**ATTIVITÀ:**
Trascrivi, senza cambiare niente, la parte del brano su Dante e Viterbo che si apre con le parole "Nella Divina Commedia, il" e si chiude con "Gesù a Viterbo.".

**BRANO DI LETTURA:**

======

Nella Divina Commedia, il vate cita grandi personaggi originari della provincia di Viterbo, come San Bonaventura da Bagnoregio, e si sofferma abbondantemente soprattutto su fatti avvenuti nel capoluogo.
Particolarmente noto è il passaggio in cui ricorda la morte di Enrico di Cornovaglia (nipote di Enrico III d’Inghilterra) ucciso da Guido di Montfort (luogotenente di Carlo d’Angiò nel centro Italia) nella chiesa del Gesù a Viterbo.

Dante colloca Guido all’Inferno (ove scorre il Flegetonte che viene paragonato al Bulicame – le terme di Viterbo), tra gli assassini, testimoniando quanto questo evento sconvolse l’opinione pubblica del tempo. Anche un grande ecclesiastico, protagonista soprattutto di rivolgimenti politici nella città di Pisa e sepolto a Viterbo, è ricordato da Dante: si tratta di Ruggieri degli Ubaldini che riuscì, con abili manovre politiche ad eliminare i capi guelfi della città toscana e, in particolare, il suo avversario Ugolino della Gherardesca.

Dante non è generoso nemmeno con lui collocandolo nell’Inferno, all’Antenora, tra i traditori della Patria.
Tra i Papi, originari di Viterbo, Dante ne nomina cinque: papa Clemente IV, in merito alla morte di Manfredi; Nicola III, posto tra i simoniaci; Adriano V invece, tra gli avari ed i prodighi; Martino IV è in Purgatorio tra i golosi a causa della sua nota passione per le anguille del lago di Bolsena.

L’unico pontefice verso il quale Dante dimostra una certa benevolenza è il portoghese (unico nella storia) Giovanni XXI collocato nel Paradiso tra i sapienti grazie alle sue opere teologiche.

======

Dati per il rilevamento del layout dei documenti
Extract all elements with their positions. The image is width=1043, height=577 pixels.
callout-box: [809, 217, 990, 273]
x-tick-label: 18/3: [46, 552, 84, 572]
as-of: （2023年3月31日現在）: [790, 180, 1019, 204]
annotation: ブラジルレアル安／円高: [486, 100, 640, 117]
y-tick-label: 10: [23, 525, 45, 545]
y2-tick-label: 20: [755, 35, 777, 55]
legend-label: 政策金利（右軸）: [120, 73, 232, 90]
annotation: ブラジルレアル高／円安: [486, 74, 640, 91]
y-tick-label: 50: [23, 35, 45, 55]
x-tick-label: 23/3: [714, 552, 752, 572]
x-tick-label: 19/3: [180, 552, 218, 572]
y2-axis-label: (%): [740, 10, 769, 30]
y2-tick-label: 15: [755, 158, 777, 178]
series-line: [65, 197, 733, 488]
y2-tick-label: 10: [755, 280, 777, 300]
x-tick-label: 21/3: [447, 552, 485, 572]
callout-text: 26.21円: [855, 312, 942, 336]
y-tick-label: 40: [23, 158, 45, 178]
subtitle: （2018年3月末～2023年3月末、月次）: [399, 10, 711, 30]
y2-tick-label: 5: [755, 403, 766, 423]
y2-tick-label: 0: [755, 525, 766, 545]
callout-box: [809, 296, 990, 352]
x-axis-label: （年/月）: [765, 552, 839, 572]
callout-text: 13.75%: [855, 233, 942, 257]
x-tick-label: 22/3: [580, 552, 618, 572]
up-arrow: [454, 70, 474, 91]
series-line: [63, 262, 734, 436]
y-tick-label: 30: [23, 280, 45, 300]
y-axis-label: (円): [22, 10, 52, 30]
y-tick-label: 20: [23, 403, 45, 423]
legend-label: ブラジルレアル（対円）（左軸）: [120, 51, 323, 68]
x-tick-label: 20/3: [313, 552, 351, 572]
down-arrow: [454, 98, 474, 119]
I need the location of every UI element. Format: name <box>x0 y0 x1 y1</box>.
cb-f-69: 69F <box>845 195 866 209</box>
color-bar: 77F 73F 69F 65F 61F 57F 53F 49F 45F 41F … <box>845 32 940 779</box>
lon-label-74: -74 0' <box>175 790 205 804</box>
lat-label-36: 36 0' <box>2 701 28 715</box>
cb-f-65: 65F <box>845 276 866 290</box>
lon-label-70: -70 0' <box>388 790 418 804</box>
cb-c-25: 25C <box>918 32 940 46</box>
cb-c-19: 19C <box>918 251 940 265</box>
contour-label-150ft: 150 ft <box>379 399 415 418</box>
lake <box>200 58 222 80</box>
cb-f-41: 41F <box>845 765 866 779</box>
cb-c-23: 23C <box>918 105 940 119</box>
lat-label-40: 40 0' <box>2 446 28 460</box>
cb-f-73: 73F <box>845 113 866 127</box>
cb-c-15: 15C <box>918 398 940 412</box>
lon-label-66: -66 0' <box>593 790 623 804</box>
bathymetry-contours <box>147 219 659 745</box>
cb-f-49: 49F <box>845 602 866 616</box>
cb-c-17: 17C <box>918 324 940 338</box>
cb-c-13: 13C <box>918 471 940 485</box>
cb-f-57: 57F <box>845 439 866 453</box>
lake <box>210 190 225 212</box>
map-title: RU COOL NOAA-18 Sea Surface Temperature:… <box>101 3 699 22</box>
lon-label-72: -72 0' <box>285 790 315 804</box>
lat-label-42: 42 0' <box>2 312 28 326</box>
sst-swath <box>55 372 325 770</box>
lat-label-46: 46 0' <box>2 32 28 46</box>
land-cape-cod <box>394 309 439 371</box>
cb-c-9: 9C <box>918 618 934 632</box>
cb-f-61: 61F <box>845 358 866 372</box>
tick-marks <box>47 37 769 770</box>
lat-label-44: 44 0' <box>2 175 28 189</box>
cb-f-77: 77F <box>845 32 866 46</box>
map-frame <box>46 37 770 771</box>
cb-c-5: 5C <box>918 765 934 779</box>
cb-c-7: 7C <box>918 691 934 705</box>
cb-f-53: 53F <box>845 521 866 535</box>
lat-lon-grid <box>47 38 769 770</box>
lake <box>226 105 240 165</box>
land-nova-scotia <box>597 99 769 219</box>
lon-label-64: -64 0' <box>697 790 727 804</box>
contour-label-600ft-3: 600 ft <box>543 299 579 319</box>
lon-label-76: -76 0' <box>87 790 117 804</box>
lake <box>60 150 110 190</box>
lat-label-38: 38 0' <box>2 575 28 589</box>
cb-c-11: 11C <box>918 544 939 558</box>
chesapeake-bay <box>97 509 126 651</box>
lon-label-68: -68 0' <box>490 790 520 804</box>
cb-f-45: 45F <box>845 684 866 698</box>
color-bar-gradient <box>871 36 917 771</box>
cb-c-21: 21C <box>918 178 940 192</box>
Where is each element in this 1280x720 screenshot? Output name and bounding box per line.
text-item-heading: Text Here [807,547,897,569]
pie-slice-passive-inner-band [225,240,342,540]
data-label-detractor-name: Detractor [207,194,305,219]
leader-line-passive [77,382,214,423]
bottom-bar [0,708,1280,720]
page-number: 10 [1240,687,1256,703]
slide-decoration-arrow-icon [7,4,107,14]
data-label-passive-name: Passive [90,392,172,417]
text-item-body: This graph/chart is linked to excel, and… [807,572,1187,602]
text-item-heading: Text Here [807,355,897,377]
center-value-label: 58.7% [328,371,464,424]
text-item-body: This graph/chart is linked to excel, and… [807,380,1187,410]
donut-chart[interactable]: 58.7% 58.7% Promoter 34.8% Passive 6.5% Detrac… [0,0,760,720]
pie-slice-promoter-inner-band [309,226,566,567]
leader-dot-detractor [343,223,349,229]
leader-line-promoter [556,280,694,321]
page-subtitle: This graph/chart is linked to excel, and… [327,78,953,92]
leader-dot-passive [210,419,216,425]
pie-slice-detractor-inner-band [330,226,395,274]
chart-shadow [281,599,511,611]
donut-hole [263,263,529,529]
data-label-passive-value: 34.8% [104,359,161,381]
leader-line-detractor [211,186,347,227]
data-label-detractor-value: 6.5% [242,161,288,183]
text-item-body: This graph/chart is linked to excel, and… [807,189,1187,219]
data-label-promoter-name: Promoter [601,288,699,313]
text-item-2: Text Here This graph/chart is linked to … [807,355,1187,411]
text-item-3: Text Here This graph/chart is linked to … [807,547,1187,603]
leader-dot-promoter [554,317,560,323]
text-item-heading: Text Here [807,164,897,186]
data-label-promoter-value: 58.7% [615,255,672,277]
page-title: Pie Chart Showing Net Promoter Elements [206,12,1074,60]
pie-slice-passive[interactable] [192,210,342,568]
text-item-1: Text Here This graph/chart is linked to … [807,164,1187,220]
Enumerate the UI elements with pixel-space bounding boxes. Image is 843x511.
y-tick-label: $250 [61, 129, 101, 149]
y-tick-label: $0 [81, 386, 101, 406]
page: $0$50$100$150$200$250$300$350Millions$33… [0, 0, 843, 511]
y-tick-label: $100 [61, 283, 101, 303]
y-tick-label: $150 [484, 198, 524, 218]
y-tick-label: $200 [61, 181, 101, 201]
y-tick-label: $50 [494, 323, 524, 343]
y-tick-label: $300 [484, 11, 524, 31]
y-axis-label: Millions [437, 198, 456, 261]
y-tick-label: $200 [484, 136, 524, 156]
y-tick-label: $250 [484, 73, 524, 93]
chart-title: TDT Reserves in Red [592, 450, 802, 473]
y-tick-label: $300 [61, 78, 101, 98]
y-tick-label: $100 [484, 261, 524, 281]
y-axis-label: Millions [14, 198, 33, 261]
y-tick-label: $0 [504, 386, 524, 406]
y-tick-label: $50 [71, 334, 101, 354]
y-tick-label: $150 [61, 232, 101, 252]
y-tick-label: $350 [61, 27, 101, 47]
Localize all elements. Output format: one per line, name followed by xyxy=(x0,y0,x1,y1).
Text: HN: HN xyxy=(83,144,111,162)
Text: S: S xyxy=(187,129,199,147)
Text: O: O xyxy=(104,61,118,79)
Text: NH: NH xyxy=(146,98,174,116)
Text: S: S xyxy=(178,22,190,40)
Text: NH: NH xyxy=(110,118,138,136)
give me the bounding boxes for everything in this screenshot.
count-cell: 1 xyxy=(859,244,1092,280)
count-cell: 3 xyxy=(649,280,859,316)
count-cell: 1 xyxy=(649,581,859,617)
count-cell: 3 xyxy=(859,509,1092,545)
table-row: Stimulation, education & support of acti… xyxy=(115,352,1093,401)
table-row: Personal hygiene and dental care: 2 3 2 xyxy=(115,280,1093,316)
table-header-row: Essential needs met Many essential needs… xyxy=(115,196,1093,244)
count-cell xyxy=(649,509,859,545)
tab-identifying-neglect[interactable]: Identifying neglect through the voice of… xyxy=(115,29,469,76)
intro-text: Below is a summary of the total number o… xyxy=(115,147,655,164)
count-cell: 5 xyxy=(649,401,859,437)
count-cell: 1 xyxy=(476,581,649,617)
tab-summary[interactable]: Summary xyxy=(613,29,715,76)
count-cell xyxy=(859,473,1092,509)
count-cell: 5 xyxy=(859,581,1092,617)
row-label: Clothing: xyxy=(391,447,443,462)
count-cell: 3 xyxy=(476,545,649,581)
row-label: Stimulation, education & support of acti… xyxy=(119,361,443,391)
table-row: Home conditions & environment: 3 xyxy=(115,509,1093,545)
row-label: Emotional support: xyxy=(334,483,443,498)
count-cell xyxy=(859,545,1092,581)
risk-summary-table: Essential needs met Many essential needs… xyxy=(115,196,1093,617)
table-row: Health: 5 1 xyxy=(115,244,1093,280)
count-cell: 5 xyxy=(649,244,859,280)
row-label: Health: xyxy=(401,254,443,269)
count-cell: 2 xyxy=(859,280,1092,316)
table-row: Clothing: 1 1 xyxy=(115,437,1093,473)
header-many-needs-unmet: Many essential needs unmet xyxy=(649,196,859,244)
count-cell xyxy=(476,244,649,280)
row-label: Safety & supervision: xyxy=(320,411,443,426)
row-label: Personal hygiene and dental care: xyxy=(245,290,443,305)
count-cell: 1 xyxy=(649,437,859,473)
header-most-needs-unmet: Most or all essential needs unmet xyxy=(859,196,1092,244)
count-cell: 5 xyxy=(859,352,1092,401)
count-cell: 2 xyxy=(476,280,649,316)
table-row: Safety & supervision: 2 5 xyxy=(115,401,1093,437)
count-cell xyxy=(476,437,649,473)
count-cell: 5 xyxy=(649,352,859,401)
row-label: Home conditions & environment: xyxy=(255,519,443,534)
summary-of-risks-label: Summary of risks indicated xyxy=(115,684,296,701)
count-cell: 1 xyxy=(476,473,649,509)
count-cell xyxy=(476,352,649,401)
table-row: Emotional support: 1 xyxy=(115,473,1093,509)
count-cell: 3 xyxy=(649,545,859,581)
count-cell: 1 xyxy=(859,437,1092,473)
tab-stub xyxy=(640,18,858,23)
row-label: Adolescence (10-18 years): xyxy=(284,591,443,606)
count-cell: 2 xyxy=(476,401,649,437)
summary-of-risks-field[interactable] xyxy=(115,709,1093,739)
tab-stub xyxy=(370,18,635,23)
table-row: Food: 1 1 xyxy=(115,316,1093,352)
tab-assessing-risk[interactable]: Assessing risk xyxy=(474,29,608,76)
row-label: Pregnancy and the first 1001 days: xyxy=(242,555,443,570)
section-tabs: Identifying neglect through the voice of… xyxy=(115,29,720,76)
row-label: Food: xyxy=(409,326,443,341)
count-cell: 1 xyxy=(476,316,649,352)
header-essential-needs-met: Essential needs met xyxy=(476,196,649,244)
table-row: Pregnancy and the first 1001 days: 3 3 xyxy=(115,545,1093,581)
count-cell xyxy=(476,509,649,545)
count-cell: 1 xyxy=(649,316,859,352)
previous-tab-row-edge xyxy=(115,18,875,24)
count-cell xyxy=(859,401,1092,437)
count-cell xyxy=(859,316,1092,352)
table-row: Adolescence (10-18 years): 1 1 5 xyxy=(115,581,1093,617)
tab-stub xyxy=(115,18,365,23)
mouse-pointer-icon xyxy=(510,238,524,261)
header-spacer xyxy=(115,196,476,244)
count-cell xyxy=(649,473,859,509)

======

**RISPOSTA AL COMPITO:**
Nella Divina Commedia, il vate cita grandi personaggi originari della provincia di Viterbo, come San Bonaventura da Bagnoregio, e si sofferma abbondantemente soprattutto su fatti avvenuti nel capoluogo.
Particolarmente noto è il passaggio in cui ricorda la morte di Enrico di Cornovaglia (nipote di Enrico III d’Inghilterra) ucciso da Guido di Montfort (luogotenente di Carlo d’Angiò nel centro Italia) nella chiesa del Gesù a Viterbo.